**Task to carry out**
Using the data below, return every line that holds the word "resources".

*** Records to process

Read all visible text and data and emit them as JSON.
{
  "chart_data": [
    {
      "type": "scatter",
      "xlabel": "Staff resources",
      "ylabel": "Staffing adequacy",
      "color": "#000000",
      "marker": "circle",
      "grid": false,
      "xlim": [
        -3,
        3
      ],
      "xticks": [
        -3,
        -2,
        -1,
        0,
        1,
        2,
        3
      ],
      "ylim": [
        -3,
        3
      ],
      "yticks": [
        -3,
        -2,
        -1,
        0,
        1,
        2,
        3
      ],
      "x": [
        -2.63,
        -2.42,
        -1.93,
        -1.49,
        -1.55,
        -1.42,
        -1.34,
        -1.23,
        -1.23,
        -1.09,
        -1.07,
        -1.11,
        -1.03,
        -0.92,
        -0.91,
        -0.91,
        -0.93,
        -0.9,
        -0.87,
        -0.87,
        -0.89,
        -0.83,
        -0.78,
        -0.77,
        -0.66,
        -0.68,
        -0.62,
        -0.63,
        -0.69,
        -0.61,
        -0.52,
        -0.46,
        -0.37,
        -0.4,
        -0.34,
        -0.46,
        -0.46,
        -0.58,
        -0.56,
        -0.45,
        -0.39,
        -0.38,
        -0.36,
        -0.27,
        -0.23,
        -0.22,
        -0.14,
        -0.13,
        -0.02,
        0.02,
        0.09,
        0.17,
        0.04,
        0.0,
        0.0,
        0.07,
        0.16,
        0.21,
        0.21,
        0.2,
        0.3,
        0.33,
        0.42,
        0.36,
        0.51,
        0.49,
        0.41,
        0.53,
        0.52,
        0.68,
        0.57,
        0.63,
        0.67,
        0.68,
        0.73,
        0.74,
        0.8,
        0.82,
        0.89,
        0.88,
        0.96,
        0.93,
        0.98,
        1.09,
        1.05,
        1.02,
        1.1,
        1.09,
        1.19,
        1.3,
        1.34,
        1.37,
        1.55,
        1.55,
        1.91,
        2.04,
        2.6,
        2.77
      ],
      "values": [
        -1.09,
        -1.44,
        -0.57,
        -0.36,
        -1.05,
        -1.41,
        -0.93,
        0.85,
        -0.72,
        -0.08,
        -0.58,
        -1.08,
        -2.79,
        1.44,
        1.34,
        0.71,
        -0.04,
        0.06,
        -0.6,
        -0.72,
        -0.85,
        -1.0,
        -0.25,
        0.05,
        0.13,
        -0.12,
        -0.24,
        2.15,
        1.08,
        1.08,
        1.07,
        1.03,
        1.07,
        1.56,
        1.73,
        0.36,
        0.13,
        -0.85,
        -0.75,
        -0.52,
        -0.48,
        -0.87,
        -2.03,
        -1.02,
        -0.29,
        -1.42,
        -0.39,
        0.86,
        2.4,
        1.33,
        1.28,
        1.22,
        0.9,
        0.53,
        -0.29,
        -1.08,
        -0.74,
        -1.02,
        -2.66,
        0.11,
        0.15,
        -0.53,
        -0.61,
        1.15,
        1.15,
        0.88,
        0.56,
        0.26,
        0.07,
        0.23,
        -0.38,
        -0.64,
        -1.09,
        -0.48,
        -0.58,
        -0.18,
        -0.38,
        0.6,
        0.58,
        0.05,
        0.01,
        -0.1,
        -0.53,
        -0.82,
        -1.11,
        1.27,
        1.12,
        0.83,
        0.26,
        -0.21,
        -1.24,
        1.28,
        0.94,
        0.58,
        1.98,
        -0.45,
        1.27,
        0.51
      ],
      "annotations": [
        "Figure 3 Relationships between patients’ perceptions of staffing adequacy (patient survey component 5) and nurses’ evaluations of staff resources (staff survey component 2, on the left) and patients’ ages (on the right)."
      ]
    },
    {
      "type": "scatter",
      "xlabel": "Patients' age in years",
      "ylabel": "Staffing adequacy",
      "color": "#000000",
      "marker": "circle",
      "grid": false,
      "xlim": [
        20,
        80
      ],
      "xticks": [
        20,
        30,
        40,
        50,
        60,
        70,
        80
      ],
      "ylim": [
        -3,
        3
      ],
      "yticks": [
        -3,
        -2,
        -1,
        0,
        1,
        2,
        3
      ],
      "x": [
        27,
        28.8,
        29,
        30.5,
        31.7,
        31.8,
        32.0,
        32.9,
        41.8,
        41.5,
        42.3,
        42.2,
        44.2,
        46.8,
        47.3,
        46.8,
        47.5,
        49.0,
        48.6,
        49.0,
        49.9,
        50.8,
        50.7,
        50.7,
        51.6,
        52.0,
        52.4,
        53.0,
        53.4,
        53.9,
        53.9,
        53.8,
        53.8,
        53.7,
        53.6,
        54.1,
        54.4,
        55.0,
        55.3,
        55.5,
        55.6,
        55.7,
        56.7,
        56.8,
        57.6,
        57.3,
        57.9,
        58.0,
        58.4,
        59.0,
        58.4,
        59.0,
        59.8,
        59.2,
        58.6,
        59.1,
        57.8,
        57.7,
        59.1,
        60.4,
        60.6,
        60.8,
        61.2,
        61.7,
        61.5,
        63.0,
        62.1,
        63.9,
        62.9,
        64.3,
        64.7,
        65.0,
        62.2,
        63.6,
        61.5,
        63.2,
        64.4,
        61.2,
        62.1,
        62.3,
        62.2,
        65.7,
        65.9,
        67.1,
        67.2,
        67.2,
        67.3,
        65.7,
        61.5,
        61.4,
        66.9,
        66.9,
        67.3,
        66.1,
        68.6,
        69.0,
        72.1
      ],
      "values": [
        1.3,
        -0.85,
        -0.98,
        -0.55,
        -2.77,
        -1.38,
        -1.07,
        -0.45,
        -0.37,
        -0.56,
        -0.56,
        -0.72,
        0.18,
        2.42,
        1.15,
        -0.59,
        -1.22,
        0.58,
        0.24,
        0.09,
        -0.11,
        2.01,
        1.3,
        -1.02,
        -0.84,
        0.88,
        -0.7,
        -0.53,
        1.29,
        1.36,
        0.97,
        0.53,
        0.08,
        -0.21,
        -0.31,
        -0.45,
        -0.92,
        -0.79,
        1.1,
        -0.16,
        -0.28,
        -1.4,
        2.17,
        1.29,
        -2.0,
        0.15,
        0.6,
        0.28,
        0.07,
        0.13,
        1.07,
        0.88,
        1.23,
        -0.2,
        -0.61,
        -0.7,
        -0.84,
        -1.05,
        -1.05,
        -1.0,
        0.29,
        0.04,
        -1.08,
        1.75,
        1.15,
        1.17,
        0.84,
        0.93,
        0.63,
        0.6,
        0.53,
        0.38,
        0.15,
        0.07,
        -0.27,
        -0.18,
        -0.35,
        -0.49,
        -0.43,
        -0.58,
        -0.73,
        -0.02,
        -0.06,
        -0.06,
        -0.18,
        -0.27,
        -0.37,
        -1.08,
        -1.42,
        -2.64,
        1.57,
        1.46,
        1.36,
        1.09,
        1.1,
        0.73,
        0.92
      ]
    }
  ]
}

******

**Finished exercise**
      "xlabel": "Staff resources",
        "Figure 3 Relationships between patients’ perceptions of staffing adequacy (patient survey component 5) and nurses’ evaluations of staff resources (staff survey component 2, on the left) and patients’ ages (on the right)."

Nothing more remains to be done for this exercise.